-------- EXTRACTED TEXT --------

For the couple months prior, I'd had this sense that I should return to the storage unit, which didn't even make sense because I don't have the money to actually retrieve the stuff from the unit, but I heeded the sense anyway. And somehow, I'm not even entirely sure how, it ended up being a much more profound experience than I'd expected. I came away with this understanding that I so often have settled for a dim vision for what is possible for my life.....I think maybe because there are lots of things in the storage unit that remind me of past romantic relationships, and the ways that I allowed things to happen that I didn't want...it was a kind of resignation, a sense that I couldn't expect anything better from life, so why even try? (I also saw all the pretty clothes that I own--not necessarily fancy, but pretty-- that I'd forgotten I had because they've all been in storage for 5 years....which somehow seems like such a metaphor...) I don't want to do that. I think I've gotten much better about not doing that, and I want to do better still. Not even so much in the romantic arena (although there too!) as in life as a whole. I can, and want to, dream of a good life for myself, one with joy and calm and creativity, and then live into that life.

Monday, December 8, 2014

hungry deer: a parable

If they can get you asking the wrong questions, they won't have to worry about an answer.
-Thomas Pynchon

The last few days I've been in Indiana, sorting through my storage unit. While there, I stayed with Pam and Jim, a couple my parents knew way back in the day, when I was a little kid. I haven't had a conversation with them since then, so it was interesting to catch up on the last 30 years.

Yesterday morning I was telling Pam that I'd like to have a garden someday. She said she'd had a garden, off and on, over the years, but that in recent years the deer had been especially bad, eating everything in the garden, plus all the flowers, plus bark off the trees. To which I replied, what the heck? That's weird behavior. Why would they be eating the bark? Pam said she had no idea. I pondered. Then I said: sounds like starving deer to me. She agreed that it did sound like the kind of thing that only starving deer would do. I pondered more. Why would the deer be starving? Well, the answer wasn't that hard to arrive at. The forests have been almost entirely cut down in that area. Housing developments have taken over like smallpox taking over a tribe. Predators of deer, besides humans, have been eliminated completely. And so, there you have it: too many deer and not enough food or shelter for the deer.

--------

YOUR TASKS:
**a)** In the blog post about the storage unit and the deer, rewrite the passage from "Monday, December 8, 2014" to "last 30 years.", swapping "Indiana" for "Ohio".
**b)** According to the blog post about the storage unit and the deer, why are the deer in that area eating bark off the trees? Answer in one to three sentences.
**c)** Pick up the blog post about the storage unit and the deer after its last sentence and keep writing.

-------- DATA SEGMENT --------

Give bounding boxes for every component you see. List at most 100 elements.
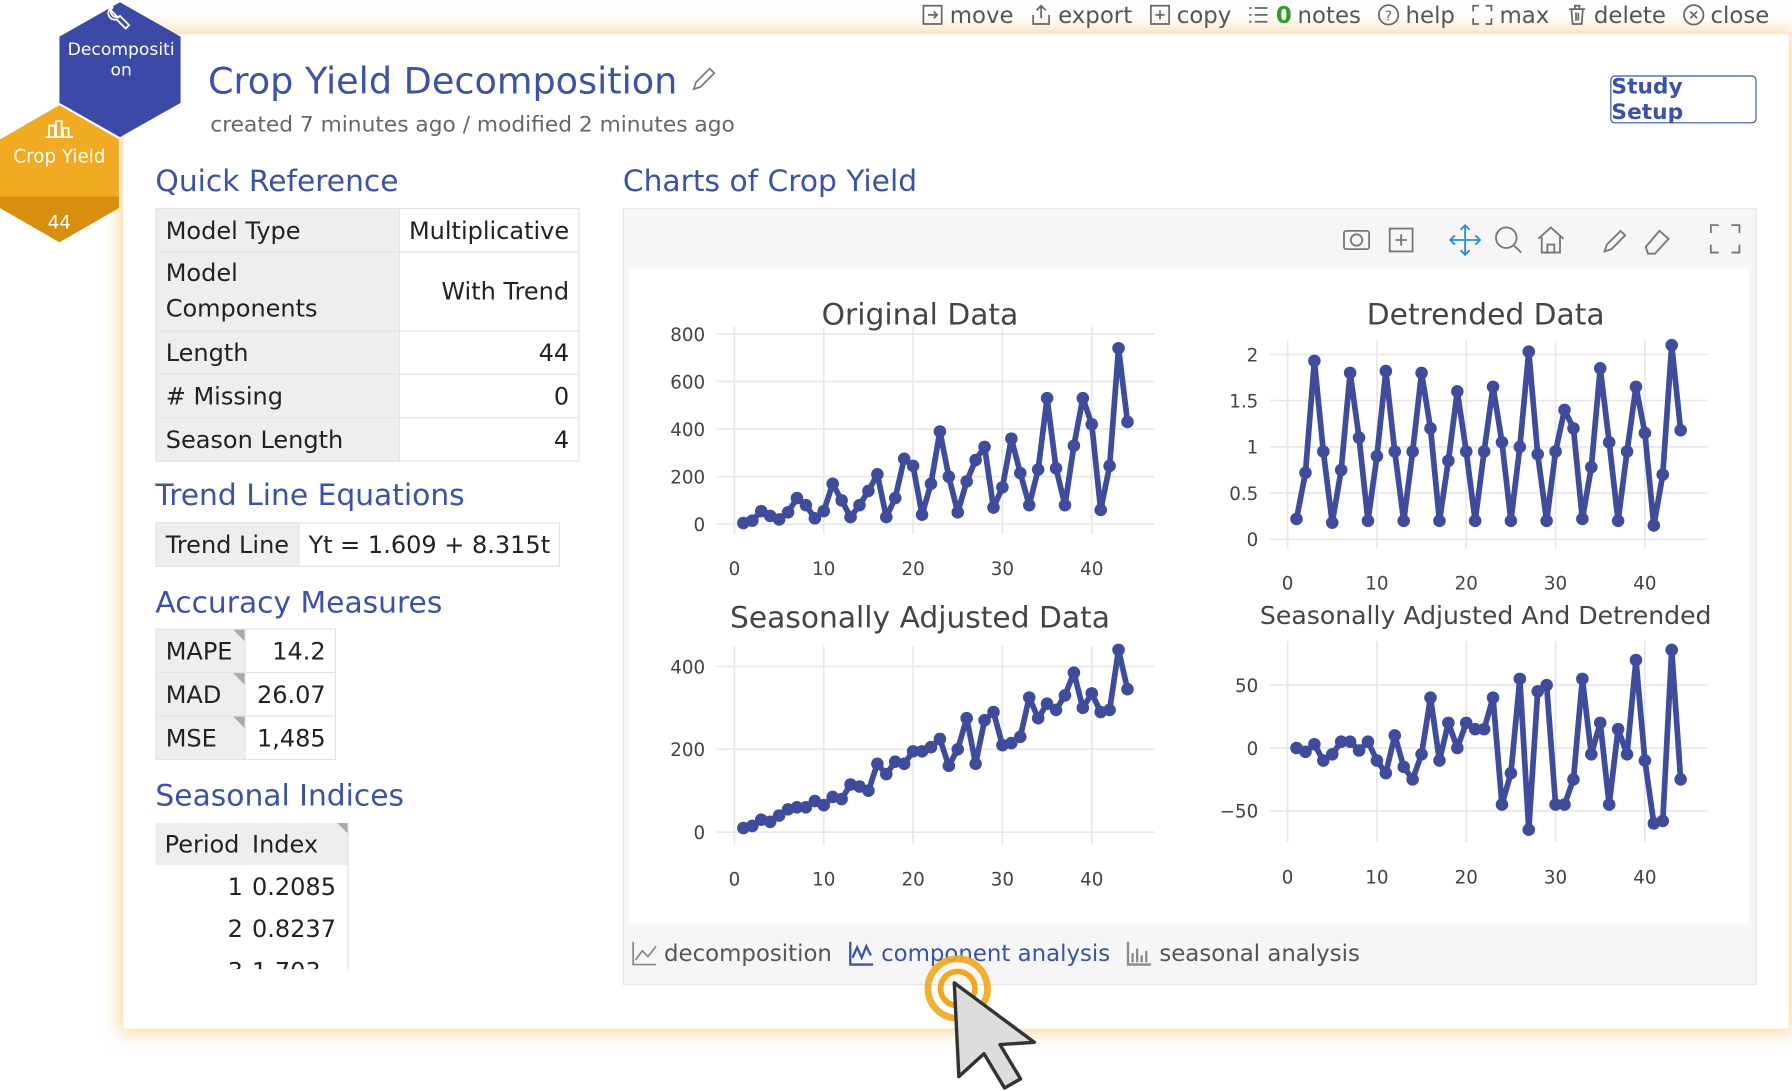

--------

RESPONSES FOR EACH TASK:
**a)**
Monday, December 8, 2014

hungry deer: a parable

If they can get you asking the wrong questions, they won't have to worry about an answer.
-Thomas Pynchon

The last few days I've been in Ohio, sorting through my storage unit. While there, I stayed with Pam and Jim, a couple my parents knew way back in the day, when I was a little kid. I haven't had a conversation with them since then, so it was interesting to catch up on the last 30 years.

**b)** The deer are starving. In that area the forests have been almost entirely cut down, housing developments have taken over, and every predator of deer besides humans has been eliminated. That leaves too many deer and not enough food or shelter for them.

**c)**
It struck me, how often the human question seems to be, "what's wrong with the deer?" Rather than, "what's wrong with the system as a whole, that the deer are driven to this behavior?"

Saturday, December 6, 2014

ziah the buddha + the nature of desire + AJ the prophet

A few weeks back I was visiting my pal Lori, as y'all know, which meant that I was also visiting her kiddos, one of whom is Ziah, who is 4-years-old. One day I was hanging out with Ziah and he reeeeeeeeeaaaaaaallllllllyyyyyyy wanted something. It was, like, a cup of yogurt. Or one of his superhero action figures. Or a racing car. Something like that. And the thing wasn't available to him at the time for some reason. His sister was playing with it. Or it was in the wash. Or there weren't any left. And he was reeeeeeeeeeeeeeeeeaaaaaaaaaaaallllllllllllllyyyyyyyyyyyyyyy upset about this. He wanted the thing so much! He was crying and saying how much he wanted it and begging for it.

I was watching him, really feeling the dilemma he was in, wishing he could have the thing and also seeing how it just wasn't in the cards right then. Time passed. Circumstances changed. The thing became available and he was given the thing and he was happy!

Time passed again. And when I say "time passed" I mean that four minutes went by. He became interested in some other thing and played with it. After a minute, thinking maybe it hadn't sunk in that it was actually available now, I offered him the thing again that he'd originally wanted. And he was like, "meh." No light shone in his eyes for that thing. It was over. It was so five minutes ago. And that was that.

And that, friends, is what the Buddha was talking about. Figuring out how to live with equanimity when you are a being that has multiple, often contradictory, ever changing desires.


Right now I'm in Indiana, visiting my storage unit where most of my possessions have been stored lo these many years. I'm staying with friends of my parents from way back in the day. Like, I used to play in this home 30 years ago. Their son was my buddy and their daughter was older than me and I thought she was so pretty. I haven't been in this home since or had a conversation with these people since. But they took me in, wayfaring stranger that I am in this town.

Tonight was their son's 39th birthday, the one I used to play with when we were first graders. He came over with his wife and two kids and we all had dinner together. At dinner, his 4-year-old son said the prayer, and the prayer was this: "Dear God. Um....I love you. And help us to like this food. And if we hate this food, help us to have a napkin so we can put the food in it. That would be good. And, amen."

The theology I take from that is: Dear Benevolent Force: Lead us in paths that will bring us good things. But if the paths bring us shitty things, help us to find an escape hatch.

Which, yep, amen.

Friday, December 5, 2014

recommended video of the day

I've been thinking and writing a lot about race issues lately. I've been feeling angry about race issues lately, as I know a lot of you have as well. Today I want to share a short video by Chris Rock called "How White Supremacy Works" that doesn't have an angry tone. It's actually not even funny, which as we know is unusual for Chris Rock. It's just straightforward, non-preachy, and....well, I found it moving.

Thursday, December 4, 2014

my cousins & i had a reunion

My cousins & I had a cousin reunion over Thanksgiving. It was great! Here we are, doing a Band Shot (you know, where you pose like bands do on album covers) at Joshua Tree National Park.

recommended read of the day

Frank Rich interviews Chris Rock in the New York Magazine. Chris Rock talks about his new movie, Obama, Bill Cosby, racism, and humor. It's a great read. Here's the link.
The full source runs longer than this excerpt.